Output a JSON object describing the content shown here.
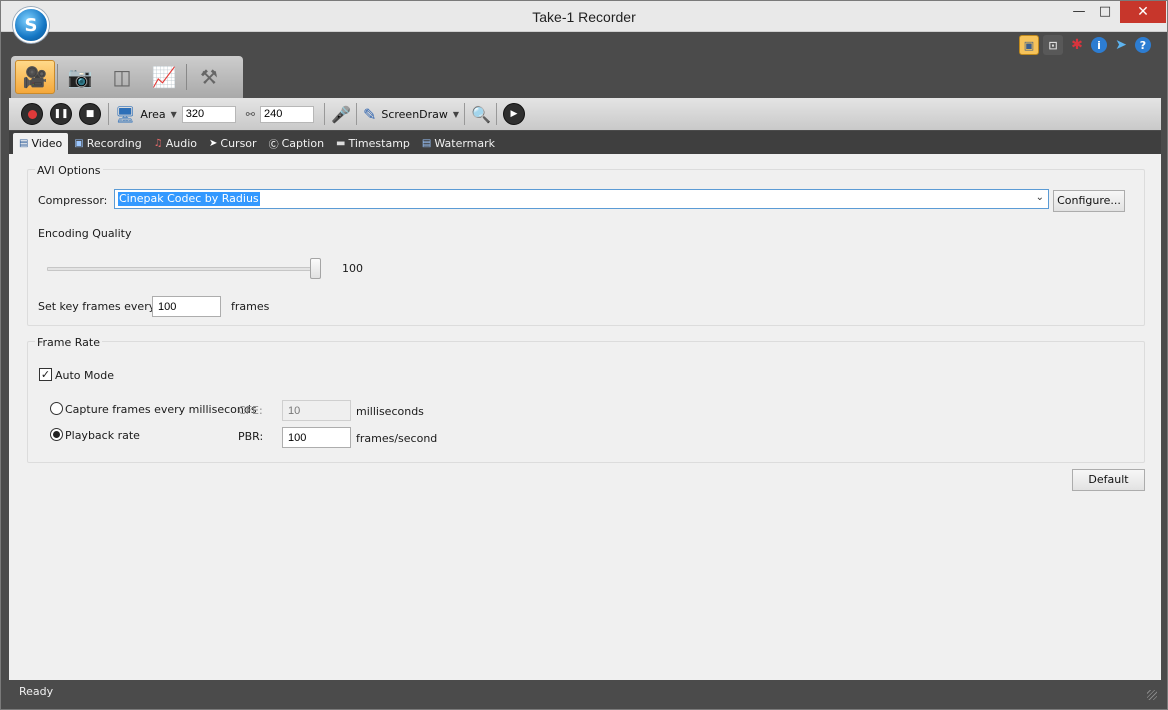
{
  "window": {
    "title": "Take-1 Recorder",
    "minimize_icon": "minimize-icon",
    "maximize_icon": "maximize-icon",
    "close_icon": "close-icon"
  },
  "mode_tabs": [
    {
      "icon": "video-camera-icon",
      "active": true
    },
    {
      "icon": "photo-camera-icon",
      "active": false
    },
    {
      "icon": "webcam-icon",
      "active": false
    },
    {
      "icon": "chart-edit-icon",
      "active": false
    },
    {
      "icon": "tools-icon",
      "active": false
    }
  ],
  "toolbar": {
    "area_label": "Area",
    "width_value": "320",
    "height_value": "240",
    "screendraw_label": "ScreenDraw"
  },
  "subtabs": [
    {
      "label": "Video",
      "active": true
    },
    {
      "label": "Recording",
      "active": false
    },
    {
      "label": "Audio",
      "active": false
    },
    {
      "label": "Cursor",
      "active": false
    },
    {
      "label": "Caption",
      "active": false
    },
    {
      "label": "Timestamp",
      "active": false
    },
    {
      "label": "Watermark",
      "active": false
    }
  ],
  "avi": {
    "title": "AVI Options",
    "compressor_label": "Compressor:",
    "compressor_value": "Cinepak Codec by Radius",
    "configure_label": "Configure...",
    "quality_label": "Encoding Quality",
    "quality_value": "100",
    "quality_fraction": 1.0,
    "keyframes_label": "Set key frames every",
    "keyframes_value": "100",
    "keyframes_unit": "frames"
  },
  "frame_rate": {
    "title": "Frame Rate",
    "auto_mode_label": "Auto Mode",
    "auto_mode_checked": true,
    "capture_label": "Capture frames every milliseconds",
    "cfe_label": "CFE:",
    "cfe_value": "10",
    "cfe_unit": "milliseconds",
    "playback_label": "Playback rate",
    "pbr_label": "PBR:",
    "pbr_value": "100",
    "pbr_unit": "frames/second"
  },
  "default_label": "Default",
  "status": "Ready"
}
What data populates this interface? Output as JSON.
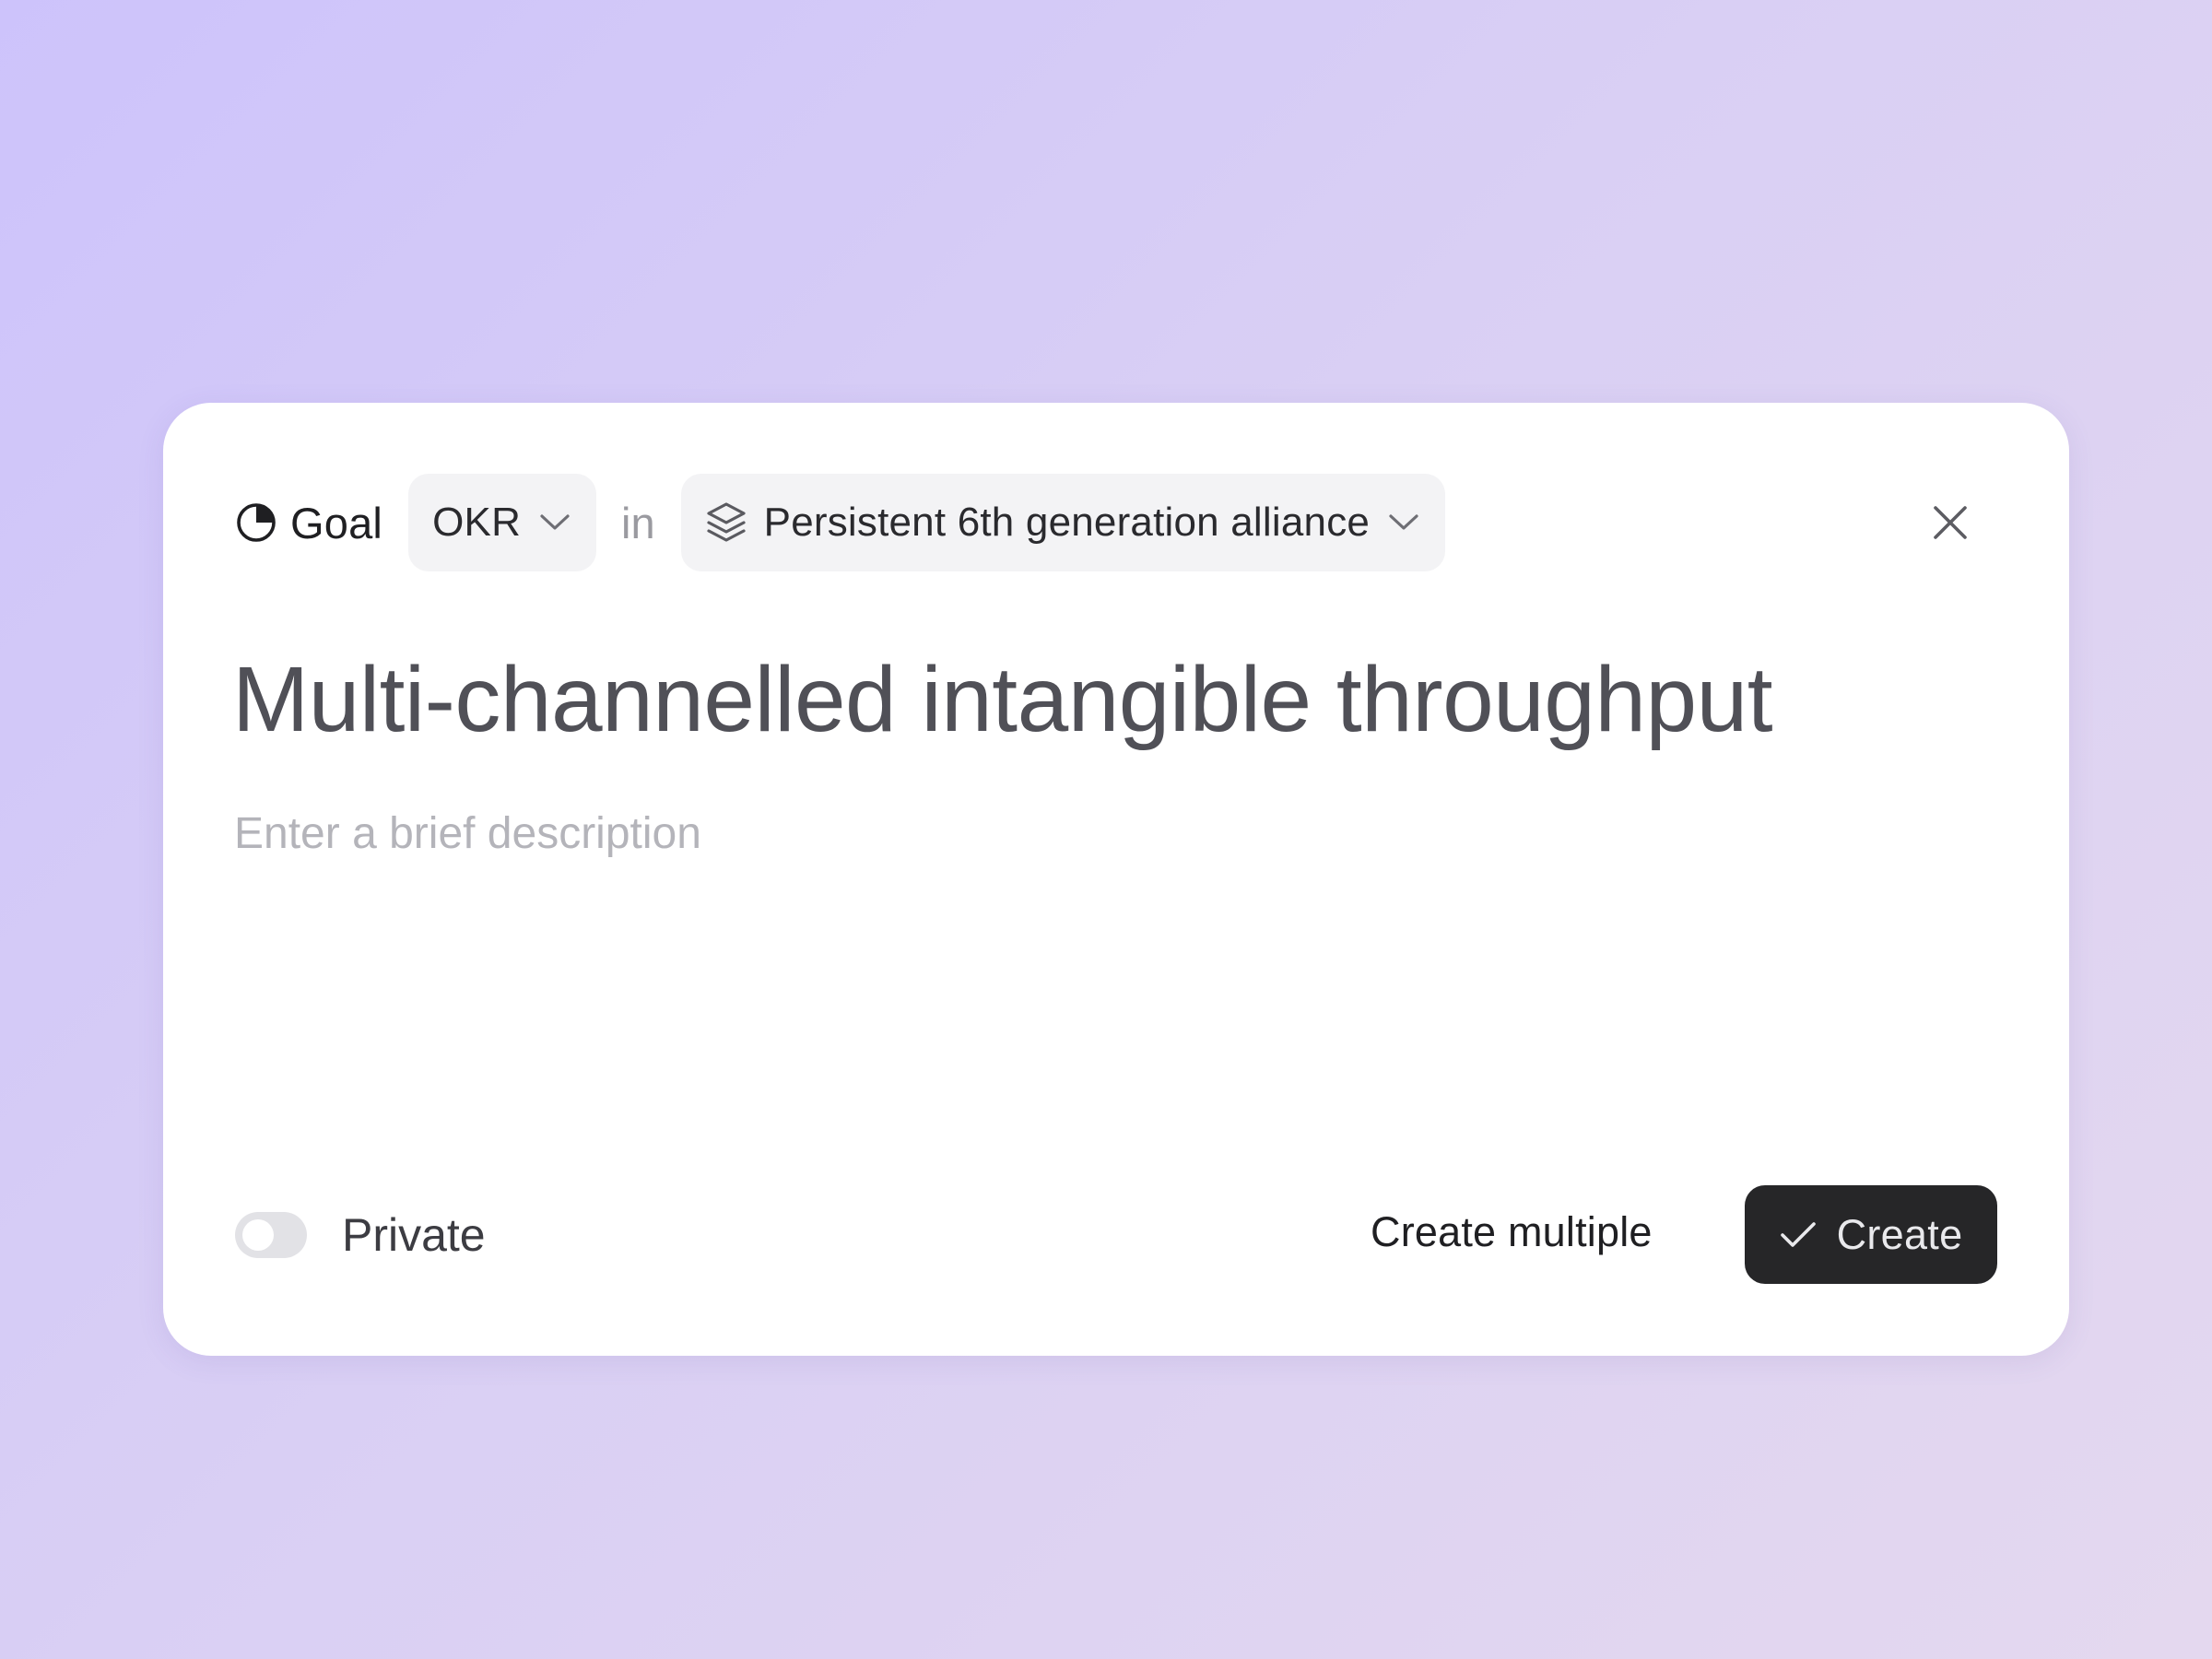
{
  "header": {
    "entity_icon": "pie-chart-icon",
    "entity_label": "Goal",
    "type_select": {
      "value": "OKR",
      "icon": "chevron-down-icon"
    },
    "connector_text": "in",
    "project_select": {
      "icon": "layers-icon",
      "value": "Persistent 6th generation alliance",
      "chevron": "chevron-down-icon"
    },
    "close_icon": "close-icon"
  },
  "form": {
    "title": "Multi-channelled intangible throughput",
    "description_placeholder": "Enter a brief description",
    "description_value": ""
  },
  "footer": {
    "private_toggle": {
      "label": "Private",
      "checked": false
    },
    "create_multiple_label": "Create multiple",
    "create_button": {
      "icon": "check-icon",
      "label": "Create"
    }
  },
  "colors": {
    "primary_button_bg": "#262628",
    "pill_bg": "#f3f3f5",
    "background_start": "#cdc3fb",
    "background_end": "#e4d8ef"
  }
}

════

Print out every entry above without changing a word, and leave out the pictures.

Written answer
Output a JSON object describing the content shown here.
{
  "window": {
    "title": "Take-1 Recorder",
    "minimize_icon": "minimize-icon",
    "maximize_icon": "maximize-icon",
    "close_icon": "close-icon"
  },
  "mode_tabs": [
    {
      "icon": "video-camera-icon",
      "active": true
    },
    {
      "icon": "photo-camera-icon",
      "active": false
    },
    {
      "icon": "webcam-icon",
      "active": false
    },
    {
      "icon": "chart-edit-icon",
      "active": false
    },
    {
      "icon": "tools-icon",
      "active": false
    }
  ],
  "toolbar": {
    "area_label": "Area",
    "width_value": "320",
    "height_value": "240",
    "screendraw_label": "ScreenDraw"
  },
  "subtabs": [
    {
      "label": "Video",
      "active": true
    },
    {
      "label": "Recording",
      "active": false
    },
    {
      "label": "Audio",
      "active": false
    },
    {
      "label": "Cursor",
      "active": false
    },
    {
      "label": "Caption",
      "active": false
    },
    {
      "label": "Timestamp",
      "active": false
    },
    {
      "label": "Watermark",
      "active": false
    }
  ],
  "avi": {
    "title": "AVI Options",
    "compressor_label": "Compressor:",
    "compressor_value": "Cinepak Codec by Radius",
    "configure_label": "Configure...",
    "quality_label": "Encoding Quality",
    "quality_value": "100",
    "quality_fraction": 1.0,
    "keyframes_label": "Set key frames every",
    "keyframes_value": "100",
    "keyframes_unit": "frames"
  },
  "frame_rate": {
    "title": "Frame Rate",
    "auto_mode_label": "Auto Mode",
    "auto_mode_checked": true,
    "capture_label": "Capture frames every milliseconds",
    "cfe_label": "CFE:",
    "cfe_value": "10",
    "cfe_unit": "milliseconds",
    "playback_label": "Playback rate",
    "pbr_label": "PBR:",
    "pbr_value": "100",
    "pbr_unit": "frames/second"
  },
  "default_label": "Default",
  "status": "Ready"
}
What data populates this interface? Output as JSON.
{
  "header": {
    "entity_icon": "pie-chart-icon",
    "entity_label": "Goal",
    "type_select": {
      "value": "OKR",
      "icon": "chevron-down-icon"
    },
    "connector_text": "in",
    "project_select": {
      "icon": "layers-icon",
      "value": "Persistent 6th generation alliance",
      "chevron": "chevron-down-icon"
    },
    "close_icon": "close-icon"
  },
  "form": {
    "title": "Multi-channelled intangible throughput",
    "description_placeholder": "Enter a brief description",
    "description_value": ""
  },
  "footer": {
    "private_toggle": {
      "label": "Private",
      "checked": false
    },
    "create_multiple_label": "Create multiple",
    "create_button": {
      "icon": "check-icon",
      "label": "Create"
    }
  },
  "colors": {
    "primary_button_bg": "#262628",
    "pill_bg": "#f3f3f5",
    "background_start": "#cdc3fb",
    "background_end": "#e4d8ef"
  }
}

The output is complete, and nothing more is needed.